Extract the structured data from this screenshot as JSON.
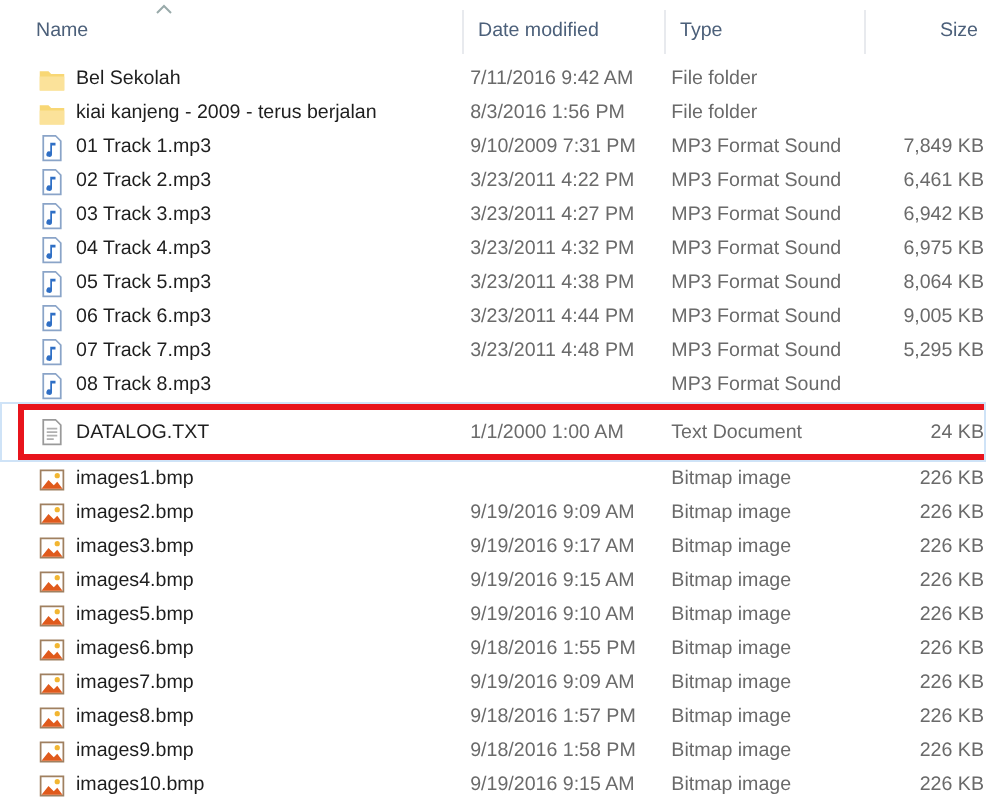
{
  "columns": [
    {
      "label": "Name",
      "sorted": true
    },
    {
      "label": "Date modified",
      "sorted": false
    },
    {
      "label": "Type",
      "sorted": false
    },
    {
      "label": "Size",
      "sorted": false
    }
  ],
  "rows": [
    {
      "kind": "folder",
      "name": "Bel Sekolah",
      "date": "7/11/2016 9:42 AM",
      "type": "File folder",
      "highlighted": false,
      "focused": false
    },
    {
      "kind": "folder",
      "name": "kiai kanjeng - 2009 - terus berjalan",
      "date": "8/3/2016 1:56 PM",
      "type": "File folder",
      "highlighted": false,
      "focused": false
    },
    {
      "kind": "audio",
      "name": "01 Track 1.mp3",
      "date": "9/10/2009 7:31 PM",
      "type": "MP3 Format Sound",
      "size": "7,849 KB",
      "highlighted": false,
      "focused": false
    },
    {
      "kind": "audio",
      "name": "02 Track 2.mp3",
      "date": "3/23/2011 4:22 PM",
      "type": "MP3 Format Sound",
      "size": "6,461 KB",
      "highlighted": false,
      "focused": false
    },
    {
      "kind": "audio",
      "name": "03 Track 3.mp3",
      "date": "3/23/2011 4:27 PM",
      "type": "MP3 Format Sound",
      "size": "6,942 KB",
      "highlighted": false,
      "focused": false
    },
    {
      "kind": "audio",
      "name": "04 Track 4.mp3",
      "date": "3/23/2011 4:32 PM",
      "type": "MP3 Format Sound",
      "size": "6,975 KB",
      "highlighted": false,
      "focused": false
    },
    {
      "kind": "audio",
      "name": "05 Track 5.mp3",
      "date": "3/23/2011 4:38 PM",
      "type": "MP3 Format Sound",
      "size": "8,064 KB",
      "highlighted": false,
      "focused": false
    },
    {
      "kind": "audio",
      "name": "06 Track 6.mp3",
      "date": "3/23/2011 4:44 PM",
      "type": "MP3 Format Sound",
      "size": "9,005 KB",
      "highlighted": false,
      "focused": false
    },
    {
      "kind": "audio",
      "name": "07 Track 7.mp3",
      "date": "3/23/2011 4:48 PM",
      "type": "MP3 Format Sound",
      "size": "5,295 KB",
      "highlighted": false,
      "focused": false
    },
    {
      "kind": "audio",
      "name": "08 Track 8.mp3",
      "type": "MP3 Format Sound",
      "highlighted": false,
      "focused": false
    },
    {
      "kind": "text",
      "name": "DATALOG.TXT",
      "date": "1/1/2000 1:00 AM",
      "type": "Text Document",
      "size": "24 KB",
      "highlighted": true,
      "focused": true
    },
    {
      "kind": "image",
      "name": "images1.bmp",
      "type": "Bitmap image",
      "size": "226 KB",
      "highlighted": false,
      "focused": false
    },
    {
      "kind": "image",
      "name": "images2.bmp",
      "date": "9/19/2016 9:09 AM",
      "type": "Bitmap image",
      "size": "226 KB",
      "highlighted": false,
      "focused": false
    },
    {
      "kind": "image",
      "name": "images3.bmp",
      "date": "9/19/2016 9:17 AM",
      "type": "Bitmap image",
      "size": "226 KB",
      "highlighted": false,
      "focused": false
    },
    {
      "kind": "image",
      "name": "images4.bmp",
      "date": "9/19/2016 9:15 AM",
      "type": "Bitmap image",
      "size": "226 KB",
      "highlighted": false,
      "focused": false
    },
    {
      "kind": "image",
      "name": "images5.bmp",
      "date": "9/19/2016 9:10 AM",
      "type": "Bitmap image",
      "size": "226 KB",
      "highlighted": false,
      "focused": false
    },
    {
      "kind": "image",
      "name": "images6.bmp",
      "date": "9/18/2016 1:55 PM",
      "type": "Bitmap image",
      "size": "226 KB",
      "highlighted": false,
      "focused": false
    },
    {
      "kind": "image",
      "name": "images7.bmp",
      "date": "9/19/2016 9:09 AM",
      "type": "Bitmap image",
      "size": "226 KB",
      "highlighted": false,
      "focused": false
    },
    {
      "kind": "image",
      "name": "images8.bmp",
      "date": "9/18/2016 1:57 PM",
      "type": "Bitmap image",
      "size": "226 KB",
      "highlighted": false,
      "focused": false
    },
    {
      "kind": "image",
      "name": "images9.bmp",
      "date": "9/18/2016 1:58 PM",
      "type": "Bitmap image",
      "size": "226 KB",
      "highlighted": false,
      "focused": false
    },
    {
      "kind": "image",
      "name": "images10.bmp",
      "date": "9/19/2016 9:15 AM",
      "type": "Bitmap image",
      "size": "226 KB",
      "highlighted": false,
      "focused": false
    }
  ]
}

• [WHAT IS ASKED]: Copy out the listing exactly as it stands, but not the pictures.

• [SOLUTION TO THIS EXERCISE]:
Extract the structured data from this screenshot as JSON.
{
  "columns": [
    {
      "label": "Name",
      "sorted": true
    },
    {
      "label": "Date modified",
      "sorted": false
    },
    {
      "label": "Type",
      "sorted": false
    },
    {
      "label": "Size",
      "sorted": false
    }
  ],
  "rows": [
    {
      "kind": "folder",
      "name": "Bel Sekolah",
      "date": "7/11/2016 9:42 AM",
      "type": "File folder",
      "highlighted": false,
      "focused": false
    },
    {
      "kind": "folder",
      "name": "kiai kanjeng - 2009 - terus berjalan",
      "date": "8/3/2016 1:56 PM",
      "type": "File folder",
      "highlighted": false,
      "focused": false
    },
    {
      "kind": "audio",
      "name": "01 Track 1.mp3",
      "date": "9/10/2009 7:31 PM",
      "type": "MP3 Format Sound",
      "size": "7,849 KB",
      "highlighted": false,
      "focused": false
    },
    {
      "kind": "audio",
      "name": "02 Track 2.mp3",
      "date": "3/23/2011 4:22 PM",
      "type": "MP3 Format Sound",
      "size": "6,461 KB",
      "highlighted": false,
      "focused": false
    },
    {
      "kind": "audio",
      "name": "03 Track 3.mp3",
      "date": "3/23/2011 4:27 PM",
      "type": "MP3 Format Sound",
      "size": "6,942 KB",
      "highlighted": false,
      "focused": false
    },
    {
      "kind": "audio",
      "name": "04 Track 4.mp3",
      "date": "3/23/2011 4:32 PM",
      "type": "MP3 Format Sound",
      "size": "6,975 KB",
      "highlighted": false,
      "focused": false
    },
    {
      "kind": "audio",
      "name": "05 Track 5.mp3",
      "date": "3/23/2011 4:38 PM",
      "type": "MP3 Format Sound",
      "size": "8,064 KB",
      "highlighted": false,
      "focused": false
    },
    {
      "kind": "audio",
      "name": "06 Track 6.mp3",
      "date": "3/23/2011 4:44 PM",
      "type": "MP3 Format Sound",
      "size": "9,005 KB",
      "highlighted": false,
      "focused": false
    },
    {
      "kind": "audio",
      "name": "07 Track 7.mp3",
      "date": "3/23/2011 4:48 PM",
      "type": "MP3 Format Sound",
      "size": "5,295 KB",
      "highlighted": false,
      "focused": false
    },
    {
      "kind": "audio",
      "name": "08 Track 8.mp3",
      "type": "MP3 Format Sound",
      "highlighted": false,
      "focused": false
    },
    {
      "kind": "text",
      "name": "DATALOG.TXT",
      "date": "1/1/2000 1:00 AM",
      "type": "Text Document",
      "size": "24 KB",
      "highlighted": true,
      "focused": true
    },
    {
      "kind": "image",
      "name": "images1.bmp",
      "type": "Bitmap image",
      "size": "226 KB",
      "highlighted": false,
      "focused": false
    },
    {
      "kind": "image",
      "name": "images2.bmp",
      "date": "9/19/2016 9:09 AM",
      "type": "Bitmap image",
      "size": "226 KB",
      "highlighted": false,
      "focused": false
    },
    {
      "kind": "image",
      "name": "images3.bmp",
      "date": "9/19/2016 9:17 AM",
      "type": "Bitmap image",
      "size": "226 KB",
      "highlighted": false,
      "focused": false
    },
    {
      "kind": "image",
      "name": "images4.bmp",
      "date": "9/19/2016 9:15 AM",
      "type": "Bitmap image",
      "size": "226 KB",
      "highlighted": false,
      "focused": false
    },
    {
      "kind": "image",
      "name": "images5.bmp",
      "date": "9/19/2016 9:10 AM",
      "type": "Bitmap image",
      "size": "226 KB",
      "highlighted": false,
      "focused": false
    },
    {
      "kind": "image",
      "name": "images6.bmp",
      "date": "9/18/2016 1:55 PM",
      "type": "Bitmap image",
      "size": "226 KB",
      "highlighted": false,
      "focused": false
    },
    {
      "kind": "image",
      "name": "images7.bmp",
      "date": "9/19/2016 9:09 AM",
      "type": "Bitmap image",
      "size": "226 KB",
      "highlighted": false,
      "focused": false
    },
    {
      "kind": "image",
      "name": "images8.bmp",
      "date": "9/18/2016 1:57 PM",
      "type": "Bitmap image",
      "size": "226 KB",
      "highlighted": false,
      "focused": false
    },
    {
      "kind": "image",
      "name": "images9.bmp",
      "date": "9/18/2016 1:58 PM",
      "type": "Bitmap image",
      "size": "226 KB",
      "highlighted": false,
      "focused": false
    },
    {
      "kind": "image",
      "name": "images10.bmp",
      "date": "9/19/2016 9:15 AM",
      "type": "Bitmap image",
      "size": "226 KB",
      "highlighted": false,
      "focused": false
    }
  ]
}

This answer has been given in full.